Exercise description:
Reproduce each line exactly, including spacing and punctuation.

Exercise data:
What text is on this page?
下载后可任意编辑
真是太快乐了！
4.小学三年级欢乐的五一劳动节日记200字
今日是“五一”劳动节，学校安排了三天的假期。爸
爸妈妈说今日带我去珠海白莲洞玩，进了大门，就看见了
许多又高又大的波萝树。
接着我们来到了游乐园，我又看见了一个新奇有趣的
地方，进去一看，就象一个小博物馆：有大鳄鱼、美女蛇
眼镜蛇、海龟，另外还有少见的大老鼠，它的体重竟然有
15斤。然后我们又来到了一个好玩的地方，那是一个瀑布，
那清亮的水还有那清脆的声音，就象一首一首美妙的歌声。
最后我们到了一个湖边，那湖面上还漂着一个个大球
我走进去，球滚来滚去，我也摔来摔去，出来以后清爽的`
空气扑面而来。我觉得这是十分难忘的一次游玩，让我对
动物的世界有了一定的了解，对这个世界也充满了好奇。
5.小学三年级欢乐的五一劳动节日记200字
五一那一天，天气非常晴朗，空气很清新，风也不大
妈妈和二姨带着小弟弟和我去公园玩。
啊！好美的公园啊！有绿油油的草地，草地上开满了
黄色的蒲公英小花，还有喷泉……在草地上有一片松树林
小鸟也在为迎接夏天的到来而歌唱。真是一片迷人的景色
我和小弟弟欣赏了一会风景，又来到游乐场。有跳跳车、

Final answer:
What text is on this page?
下载后可任意编辑
真是太快乐了！
4.小学三年级欢乐的五一劳动节日记200字
今日是“五一”劳动节，学校安排了三天的假期。爸
爸妈妈说今日带我去珠海白莲洞玩，进了大门，就看见了
许多又高又大的波萝树。
接着我们来到了游乐园，我又看见了一个新奇有趣的
地方，进去一看，就象一个小博物馆：有大鳄鱼、美女蛇
眼镜蛇、海龟，另外还有少见的大老鼠，它的体重竟然有
15斤。然后我们又来到了一个好玩的地方，那是一个瀑布，
那清亮的水还有那清脆的声音，就象一首一首美妙的歌声。
最后我们到了一个湖边，那湖面上还漂着一个个大球
我走进去，球滚来滚去，我也摔来摔去，出来以后清爽的`
空气扑面而来。我觉得这是十分难忘的一次游玩，让我对
动物的世界有了一定的了解，对这个世界也充满了好奇。
5.小学三年级欢乐的五一劳动节日记200字
五一那一天，天气非常晴朗，空气很清新，风也不大
妈妈和二姨带着小弟弟和我去公园玩。
啊！好美的公园啊！有绿油油的草地，草地上开满了
黄色的蒲公英小花，还有喷泉……在草地上有一片松树林
小鸟也在为迎接夏天的到来而歌唱。真是一片迷人的景色
我和小弟弟欣赏了一会风景，又来到游乐场。有跳跳车、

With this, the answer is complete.